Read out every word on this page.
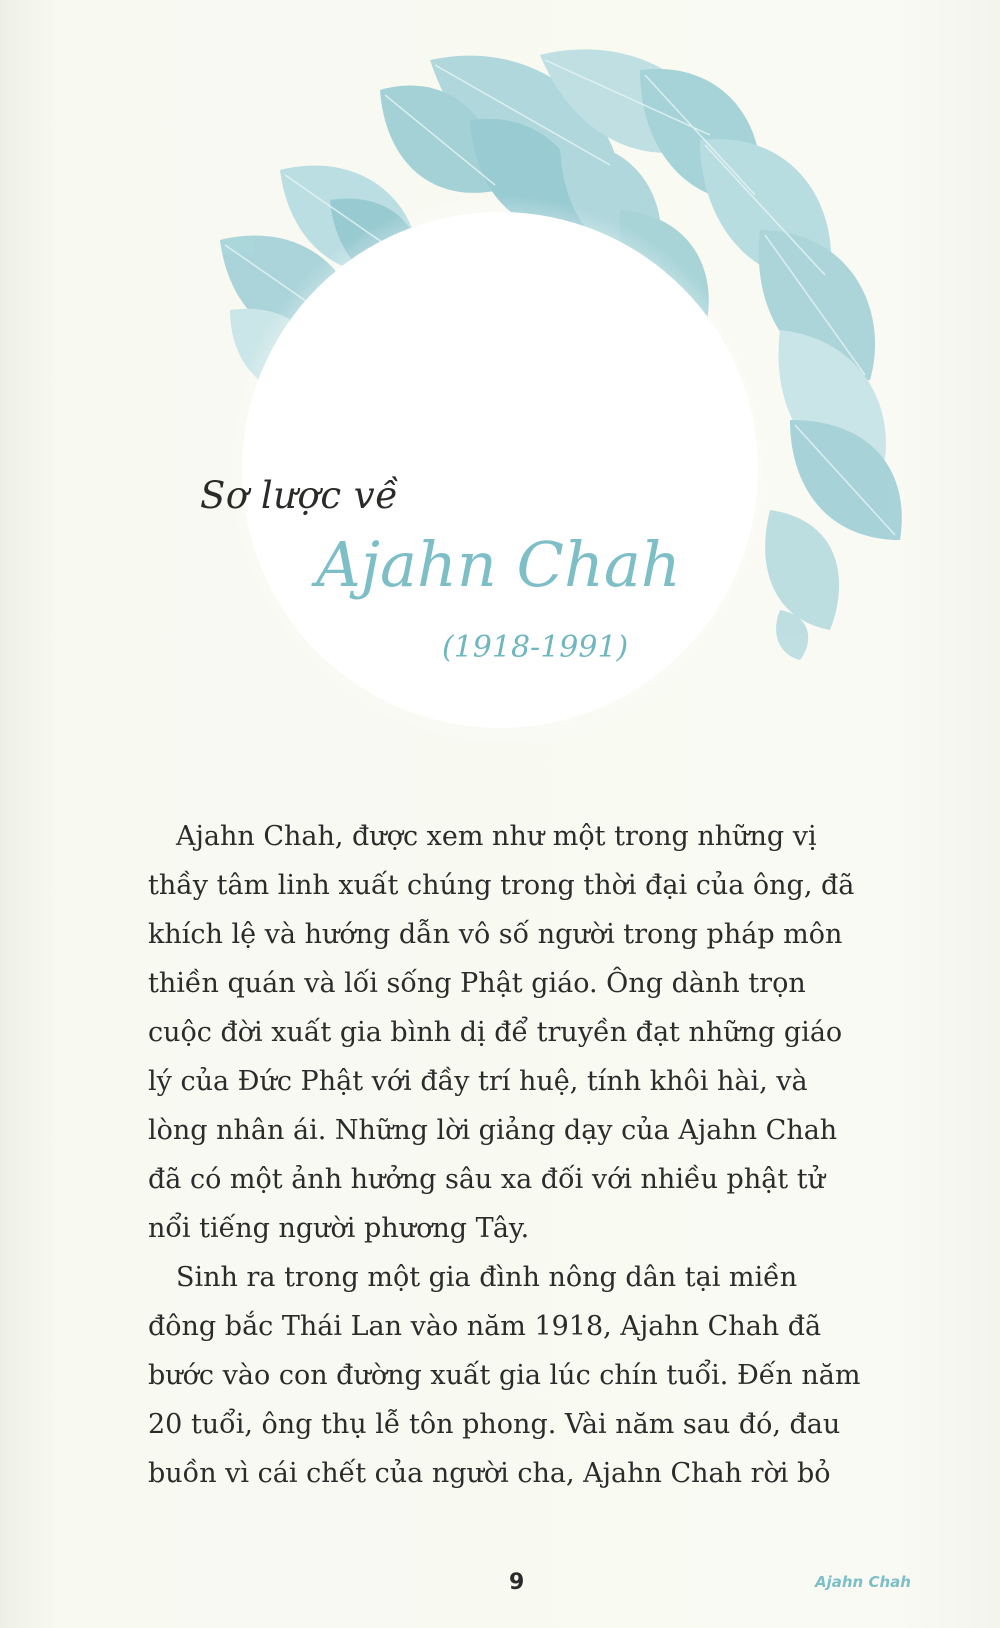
Sơ lược về
Ajahn Chah
(1918-1991)

Ajahn Chah, được xem như một trong những vị
thầy tâm linh xuất chúng trong thời đại của ông, đã
khích lệ và hướng dẫn vô số người trong pháp môn
thiền quán và lối sống Phật giáo. Ông dành trọn
cuộc đời xuất gia bình dị để truyền đạt những giáo
lý của Đức Phật với đầy trí huệ, tính khôi hài, và
lòng nhân ái. Những lời giảng dạy của Ajahn Chah
đã có một ảnh hưởng sâu xa đối với nhiều phật tử
nổi tiếng người phương Tây.

Sinh ra trong một gia đình nông dân tại miền
đông bắc Thái Lan vào năm 1918, Ajahn Chah đã
bước vào con đường xuất gia lúc chín tuổi. Đến năm
20 tuổi, ông thụ lễ tôn phong. Vài năm sau đó, đau
buồn vì cái chết của người cha, Ajahn Chah rời bỏ

9	Ajahn Chah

-------------------------

What you have to do ▸ Give an exact copy of the material, leaving out every picture.

Task output ▸
Read out every word on this page.
Sơ lược về
Ajahn Chah
(1918-1991)

Ajahn Chah, được xem như một trong những vị
thầy tâm linh xuất chúng trong thời đại của ông, đã
khích lệ và hướng dẫn vô số người trong pháp môn
thiền quán và lối sống Phật giáo. Ông dành trọn
cuộc đời xuất gia bình dị để truyền đạt những giáo
lý của Đức Phật với đầy trí huệ, tính khôi hài, và
lòng nhân ái. Những lời giảng dạy của Ajahn Chah
đã có một ảnh hưởng sâu xa đối với nhiều phật tử
nổi tiếng người phương Tây.

Sinh ra trong một gia đình nông dân tại miền
đông bắc Thái Lan vào năm 1918, Ajahn Chah đã
bước vào con đường xuất gia lúc chín tuổi. Đến năm
20 tuổi, ông thụ lễ tôn phong. Vài năm sau đó, đau
buồn vì cái chết của người cha, Ajahn Chah rời bỏ

9	Ajahn Chah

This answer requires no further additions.